Source records
# # #
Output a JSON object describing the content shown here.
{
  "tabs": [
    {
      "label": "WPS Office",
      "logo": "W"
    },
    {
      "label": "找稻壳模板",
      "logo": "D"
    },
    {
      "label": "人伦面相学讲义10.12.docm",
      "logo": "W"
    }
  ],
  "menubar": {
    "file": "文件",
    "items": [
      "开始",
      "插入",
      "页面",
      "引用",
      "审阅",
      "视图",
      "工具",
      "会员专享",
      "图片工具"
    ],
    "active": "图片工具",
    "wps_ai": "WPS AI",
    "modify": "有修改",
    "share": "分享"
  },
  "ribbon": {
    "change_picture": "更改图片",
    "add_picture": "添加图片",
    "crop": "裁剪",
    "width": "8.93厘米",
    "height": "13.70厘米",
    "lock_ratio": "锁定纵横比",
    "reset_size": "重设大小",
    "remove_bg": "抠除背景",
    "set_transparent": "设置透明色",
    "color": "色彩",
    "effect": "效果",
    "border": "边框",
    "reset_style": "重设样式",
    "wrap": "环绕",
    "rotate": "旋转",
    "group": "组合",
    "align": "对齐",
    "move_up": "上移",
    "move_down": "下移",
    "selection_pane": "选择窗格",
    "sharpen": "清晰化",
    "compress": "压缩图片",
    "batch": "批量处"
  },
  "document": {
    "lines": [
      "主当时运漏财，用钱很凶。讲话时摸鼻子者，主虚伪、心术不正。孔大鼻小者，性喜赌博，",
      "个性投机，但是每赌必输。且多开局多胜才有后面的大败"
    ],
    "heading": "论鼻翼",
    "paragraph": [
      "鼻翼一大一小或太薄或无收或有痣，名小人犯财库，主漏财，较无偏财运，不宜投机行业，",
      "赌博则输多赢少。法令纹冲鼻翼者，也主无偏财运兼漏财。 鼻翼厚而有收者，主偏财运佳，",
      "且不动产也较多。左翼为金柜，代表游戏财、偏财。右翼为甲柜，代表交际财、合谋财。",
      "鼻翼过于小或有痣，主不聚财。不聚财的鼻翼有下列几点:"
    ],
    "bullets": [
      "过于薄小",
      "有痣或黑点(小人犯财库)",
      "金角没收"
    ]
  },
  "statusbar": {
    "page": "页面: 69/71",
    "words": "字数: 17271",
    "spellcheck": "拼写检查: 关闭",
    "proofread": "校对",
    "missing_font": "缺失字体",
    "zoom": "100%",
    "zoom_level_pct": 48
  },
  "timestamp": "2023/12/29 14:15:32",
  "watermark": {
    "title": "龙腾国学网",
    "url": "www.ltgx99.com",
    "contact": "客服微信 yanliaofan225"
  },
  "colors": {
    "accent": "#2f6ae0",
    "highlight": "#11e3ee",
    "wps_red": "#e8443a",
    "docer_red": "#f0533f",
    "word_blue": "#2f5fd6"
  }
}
# # #
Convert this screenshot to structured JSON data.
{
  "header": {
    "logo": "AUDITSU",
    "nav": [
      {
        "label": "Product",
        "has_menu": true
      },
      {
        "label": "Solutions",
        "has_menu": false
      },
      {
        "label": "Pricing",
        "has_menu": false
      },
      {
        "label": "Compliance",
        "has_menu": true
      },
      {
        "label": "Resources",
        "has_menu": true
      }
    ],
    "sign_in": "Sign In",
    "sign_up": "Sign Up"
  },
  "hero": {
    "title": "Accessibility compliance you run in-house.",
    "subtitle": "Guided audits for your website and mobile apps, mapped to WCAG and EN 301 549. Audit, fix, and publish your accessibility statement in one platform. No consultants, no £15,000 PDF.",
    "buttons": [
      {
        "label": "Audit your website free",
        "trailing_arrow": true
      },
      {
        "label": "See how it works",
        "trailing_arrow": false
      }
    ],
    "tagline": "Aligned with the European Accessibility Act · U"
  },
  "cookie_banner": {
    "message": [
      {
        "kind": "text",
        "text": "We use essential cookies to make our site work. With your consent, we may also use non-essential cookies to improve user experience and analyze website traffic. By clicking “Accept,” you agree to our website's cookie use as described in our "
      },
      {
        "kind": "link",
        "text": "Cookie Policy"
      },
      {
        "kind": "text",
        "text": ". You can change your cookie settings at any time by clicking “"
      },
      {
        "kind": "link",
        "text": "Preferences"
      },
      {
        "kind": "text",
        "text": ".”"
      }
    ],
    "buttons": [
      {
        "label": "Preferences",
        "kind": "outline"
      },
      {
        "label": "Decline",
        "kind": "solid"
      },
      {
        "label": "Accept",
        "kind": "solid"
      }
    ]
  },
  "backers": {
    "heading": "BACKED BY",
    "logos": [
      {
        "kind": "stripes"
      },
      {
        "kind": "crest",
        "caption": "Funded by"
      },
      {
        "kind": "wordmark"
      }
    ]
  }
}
# # #
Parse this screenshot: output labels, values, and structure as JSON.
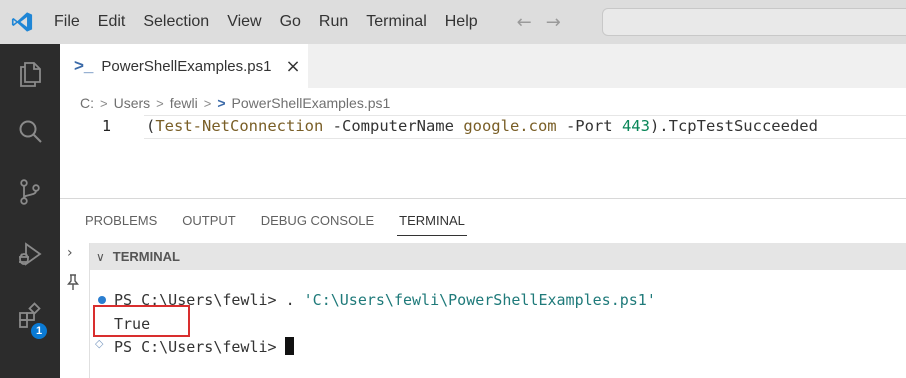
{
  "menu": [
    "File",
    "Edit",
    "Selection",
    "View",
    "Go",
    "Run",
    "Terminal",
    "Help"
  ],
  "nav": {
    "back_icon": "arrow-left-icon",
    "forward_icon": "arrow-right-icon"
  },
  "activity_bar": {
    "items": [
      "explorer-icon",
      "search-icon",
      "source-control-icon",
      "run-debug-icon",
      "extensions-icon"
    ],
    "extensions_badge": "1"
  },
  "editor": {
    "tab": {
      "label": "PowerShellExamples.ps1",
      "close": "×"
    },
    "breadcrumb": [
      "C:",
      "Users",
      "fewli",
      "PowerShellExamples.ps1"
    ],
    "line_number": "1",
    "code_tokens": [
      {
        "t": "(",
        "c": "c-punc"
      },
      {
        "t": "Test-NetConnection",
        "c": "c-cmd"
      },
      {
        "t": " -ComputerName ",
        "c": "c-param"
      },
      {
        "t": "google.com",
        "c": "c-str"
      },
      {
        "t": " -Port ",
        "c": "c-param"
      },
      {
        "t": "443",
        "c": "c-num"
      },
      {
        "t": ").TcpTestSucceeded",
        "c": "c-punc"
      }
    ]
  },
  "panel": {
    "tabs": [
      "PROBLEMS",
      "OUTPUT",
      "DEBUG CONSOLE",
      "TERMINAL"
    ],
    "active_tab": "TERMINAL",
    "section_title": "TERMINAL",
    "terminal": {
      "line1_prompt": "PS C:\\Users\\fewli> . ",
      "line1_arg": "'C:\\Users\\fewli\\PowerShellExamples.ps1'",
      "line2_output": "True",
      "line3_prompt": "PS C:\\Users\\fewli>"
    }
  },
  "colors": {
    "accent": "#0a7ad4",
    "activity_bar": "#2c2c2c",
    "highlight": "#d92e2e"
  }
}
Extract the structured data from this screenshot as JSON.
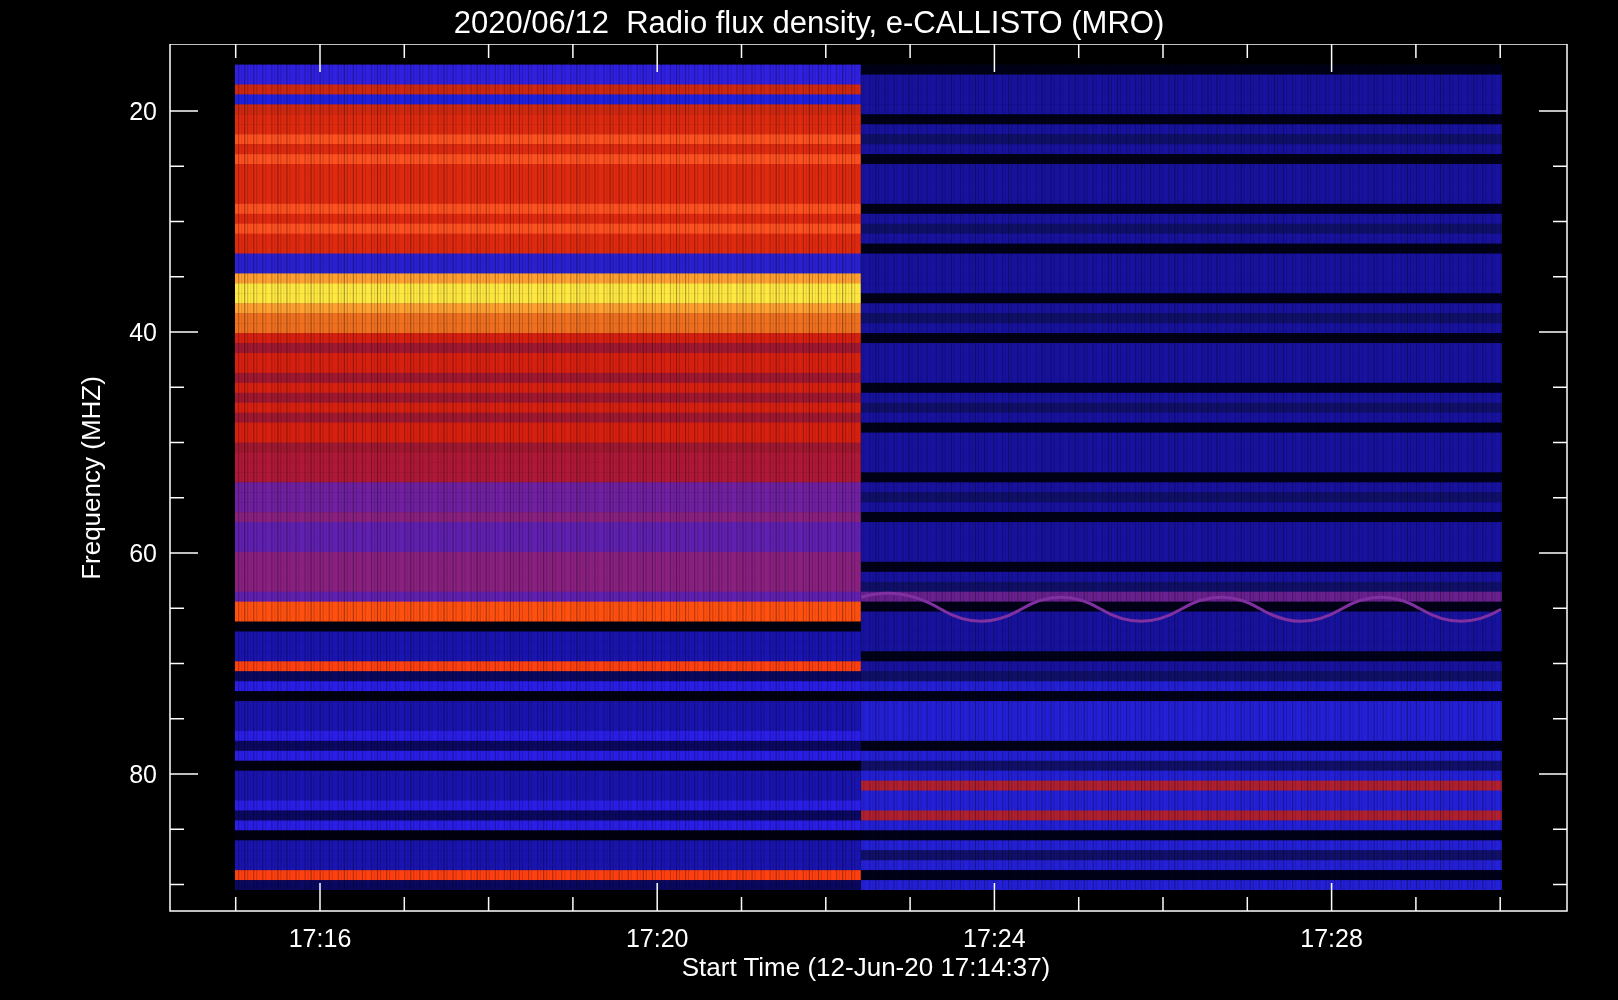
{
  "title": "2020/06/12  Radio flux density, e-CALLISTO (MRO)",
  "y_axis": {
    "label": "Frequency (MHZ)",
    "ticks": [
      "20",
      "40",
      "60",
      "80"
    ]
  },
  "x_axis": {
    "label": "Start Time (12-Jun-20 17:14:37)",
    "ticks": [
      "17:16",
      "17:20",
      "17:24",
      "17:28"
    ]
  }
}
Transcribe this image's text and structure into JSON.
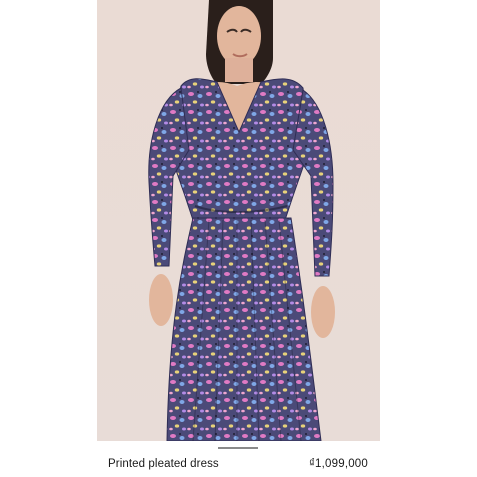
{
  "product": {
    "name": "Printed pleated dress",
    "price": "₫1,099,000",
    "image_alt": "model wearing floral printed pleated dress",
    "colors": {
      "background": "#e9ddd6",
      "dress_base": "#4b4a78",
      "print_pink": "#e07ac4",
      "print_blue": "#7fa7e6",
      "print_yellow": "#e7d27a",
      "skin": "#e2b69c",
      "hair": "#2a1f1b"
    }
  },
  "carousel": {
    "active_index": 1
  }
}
# # #
Your goal:
Find the lines containing "this" and pull them out.

Correct answer:
Convert this screenshot to structured JSON data.
Parse this screenshot: output labels, values, and structure as JSON.
Extract the structured data from this screenshot as JSON.
Transcribe this image's text and structure into JSON.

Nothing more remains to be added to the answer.